Written exercise:
Go through the entries below and write each one out exactly.

Dataset excerpts:
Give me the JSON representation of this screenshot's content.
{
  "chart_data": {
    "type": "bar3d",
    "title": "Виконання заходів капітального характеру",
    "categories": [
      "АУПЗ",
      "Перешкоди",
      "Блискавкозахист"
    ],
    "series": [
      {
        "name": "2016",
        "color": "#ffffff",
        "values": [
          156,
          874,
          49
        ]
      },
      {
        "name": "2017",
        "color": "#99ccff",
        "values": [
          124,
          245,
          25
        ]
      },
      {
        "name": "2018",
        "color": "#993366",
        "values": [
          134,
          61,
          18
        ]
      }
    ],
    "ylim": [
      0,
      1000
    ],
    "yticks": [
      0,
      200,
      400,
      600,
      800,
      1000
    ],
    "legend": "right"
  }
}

The output:
Give me the JSON representation of this screenshot's content.
{
  "chart_data": {
    "type": "bar3d",
    "title": "Виконання заходів капітального характеру",
    "categories": [
      "АУПЗ",
      "Перешкоди",
      "Блискавкозахист"
    ],
    "series": [
      {
        "name": "2016",
        "color": "#ffffff",
        "values": [
          156,
          874,
          49
        ]
      },
      {
        "name": "2017",
        "color": "#99ccff",
        "values": [
          124,
          245,
          25
        ]
      },
      {
        "name": "2018",
        "color": "#993366",
        "values": [
          134,
          61,
          18
        ]
      }
    ],
    "ylim": [
      0,
      1000
    ],
    "yticks": [
      0,
      200,
      400,
      600,
      800,
      1000
    ],
    "legend": "right"
  }
}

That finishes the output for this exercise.